### Extracted entries
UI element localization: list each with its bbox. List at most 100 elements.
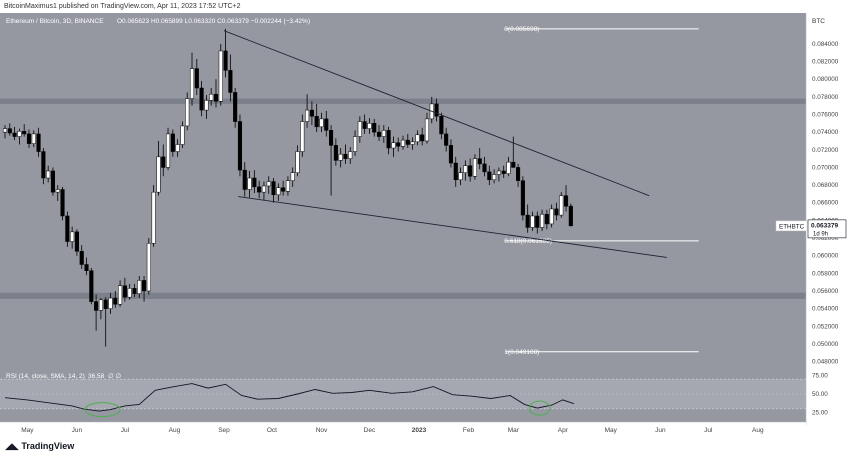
price-tick-17: 0.050000 <box>812 341 839 348</box>
candle-body-19 <box>94 301 99 311</box>
candle-body-93 <box>448 145 454 164</box>
candle-body-38 <box>185 98 190 127</box>
candle-body-40 <box>194 68 199 89</box>
candle-body-110 <box>530 215 535 228</box>
candle-body-42 <box>204 100 209 111</box>
candle-body-75 <box>362 121 367 129</box>
time-axis[interactable]: May Jun Jul Aug Sep Oct Nov Dec 2023 Feb Mar Apr May… <box>0 421 806 438</box>
footer: ◢◣ TradingView <box>0 438 850 456</box>
time-axis-background <box>0 422 806 438</box>
candle-body-106 <box>511 161 516 168</box>
candle-body-2 <box>12 132 17 137</box>
candle-body-10 <box>50 170 56 193</box>
candle-body-92 <box>444 133 449 146</box>
candle-body-64 <box>309 109 314 117</box>
candle-body-98 <box>472 158 477 177</box>
candle-body-88 <box>424 118 430 142</box>
candle-body-25 <box>122 285 127 298</box>
candle-body-30 <box>146 243 151 292</box>
price-tick-6: 0.072000 <box>812 147 839 154</box>
candle-body-76 <box>367 123 372 129</box>
candle-body-8 <box>41 151 46 179</box>
candle-body-73 <box>352 136 358 152</box>
time-tick-2: Jul <box>121 427 130 434</box>
tradingview-logo[interactable]: ◢◣ TradingView <box>5 441 74 452</box>
candle-body-45 <box>218 50 223 102</box>
candle-body-48 <box>233 92 238 122</box>
candle-body-69 <box>333 145 338 161</box>
candle-body-71 <box>343 153 348 159</box>
candle-body-70 <box>338 153 343 161</box>
time-tick-12: May <box>605 427 618 434</box>
candle-body-5 <box>26 133 32 144</box>
candle-body-34 <box>165 133 171 168</box>
fib-label-1: 0.618(0.061685) <box>504 238 552 245</box>
candle-body-21 <box>103 299 108 309</box>
publisher-text: BitcoinMaximus1 published on TradingView… <box>4 3 241 10</box>
candle-body-59 <box>285 180 290 192</box>
candle-body-77 <box>372 123 377 133</box>
time-tick-4: Sep <box>218 427 230 434</box>
rsi-extra: ∅ ∅ <box>108 373 121 380</box>
candle-body-74 <box>357 121 362 137</box>
time-tick-10: Mar <box>508 427 520 434</box>
candle-body-112 <box>540 213 545 228</box>
resistance-zones <box>0 98 806 299</box>
fib-label-2: 1(0.049108) <box>504 349 539 356</box>
price-tick-2: 0.080000 <box>812 76 839 83</box>
rsi-legend: RSI (14, close, SMA, 14, 2) <box>6 373 85 380</box>
candle-body-91 <box>439 116 444 135</box>
candle-body-37 <box>180 125 185 145</box>
tradingview-logo-icon: ◢◣ <box>5 442 19 452</box>
time-tick-3: Aug <box>169 427 181 434</box>
candle-body-18 <box>89 270 94 302</box>
price-tick-14: 0.056000 <box>812 288 839 295</box>
symbol-title: Ethereum / Bitcoin, 3D, BINANCE <box>6 18 104 25</box>
publisher-bar: BitcoinMaximus1 published on TradingView… <box>0 0 850 13</box>
time-tick-8: 2023 <box>412 427 427 434</box>
time-tick-14: Jul <box>704 427 713 434</box>
candle-body-105 <box>506 161 511 174</box>
candle-body-96 <box>463 165 468 173</box>
candle-body-118 <box>568 205 573 227</box>
candle-body-53 <box>257 186 262 193</box>
ethbtc-chart[interactable]: 0(0.085698) 0.618(0.061685) 1(0.049108) 0.… <box>0 0 850 438</box>
candle-body-13 <box>65 215 70 242</box>
time-tick-11: Apr <box>558 427 569 434</box>
candle-body-28 <box>137 280 142 294</box>
candle-body-49 <box>237 121 243 171</box>
candle-body-52 <box>252 177 257 188</box>
candle-body-111 <box>535 215 540 228</box>
candle-body-104 <box>501 170 506 174</box>
trendlines <box>223 30 667 258</box>
candle-body-35 <box>170 133 175 152</box>
price-axis[interactable]: 0.084000 0.082000 0.080000 0.078000 0.076000… <box>805 13 850 425</box>
candle-body-81 <box>391 142 396 149</box>
time-tick-6: Nov <box>316 427 328 434</box>
candle-body-4 <box>22 131 27 135</box>
price-tick-7: 0.070000 <box>812 164 839 171</box>
candle-body-0 <box>2 128 8 133</box>
candle-body-26 <box>127 288 132 298</box>
time-tick-5: Oct <box>267 427 277 434</box>
candle-body-65 <box>314 116 319 128</box>
resistance-zone-1 <box>0 292 806 299</box>
candle-body-54 <box>261 185 266 193</box>
candle-body-116 <box>559 195 564 216</box>
candle-body-44 <box>213 93 219 102</box>
candle-body-62 <box>300 121 305 152</box>
rsi-tick-1: 50.00 <box>812 391 828 398</box>
candle-body-113 <box>544 213 549 225</box>
candle-body-3 <box>17 131 22 137</box>
price-tick-13: 0.058000 <box>812 270 839 277</box>
price-tick-8: 0.068000 <box>812 182 839 189</box>
main-plot-background <box>0 13 806 366</box>
candle-body-85 <box>410 141 415 145</box>
candle-body-72 <box>348 151 353 159</box>
candle-body-16 <box>79 251 84 265</box>
time-tick-7: Dec <box>364 427 376 434</box>
candle-body-99 <box>477 158 482 165</box>
candle-body-23 <box>113 297 118 305</box>
trendline-0 <box>223 30 650 197</box>
candle-body-90 <box>434 103 439 117</box>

### Short task
Reproduce the rows verbatim, starting at the line that contains "price-tick-17: 0.050000 <box>812" and ending at the line that contains "tradingview-logo[interactable]: ◢◣ TradingView", both included.

### Solved exercise
price-tick-17: 0.050000 <box>812 341 839 348</box>
candle-body-19 <box>94 301 99 311</box>
candle-body-93 <box>448 145 454 164</box>
candle-body-38 <box>185 98 190 127</box>
candle-body-40 <box>194 68 199 89</box>
candle-body-110 <box>530 215 535 228</box>
candle-body-42 <box>204 100 209 111</box>
candle-body-75 <box>362 121 367 129</box>
time-axis[interactable]: May Jun Jul Aug Sep Oct Nov Dec 2023 Feb Mar Apr May… <box>0 421 806 438</box>
footer: ◢◣ TradingView <box>0 438 850 456</box>
time-axis-background <box>0 422 806 438</box>
candle-body-106 <box>511 161 516 168</box>
candle-body-2 <box>12 132 17 137</box>
candle-body-10 <box>50 170 56 193</box>
candle-body-92 <box>444 133 449 146</box>
candle-body-64 <box>309 109 314 117</box>
candle-body-98 <box>472 158 477 177</box>
candle-body-88 <box>424 118 430 142</box>
candle-body-25 <box>122 285 127 298</box>
candle-body-30 <box>146 243 151 292</box>
price-tick-6: 0.072000 <box>812 147 839 154</box>
candle-body-76 <box>367 123 372 129</box>
candle-body-8 <box>41 151 46 179</box>
candle-body-73 <box>352 136 358 152</box>
time-tick-2: Jul <box>121 427 130 434</box>
tradingview-logo[interactable]: ◢◣ TradingView <box>5 441 74 452</box>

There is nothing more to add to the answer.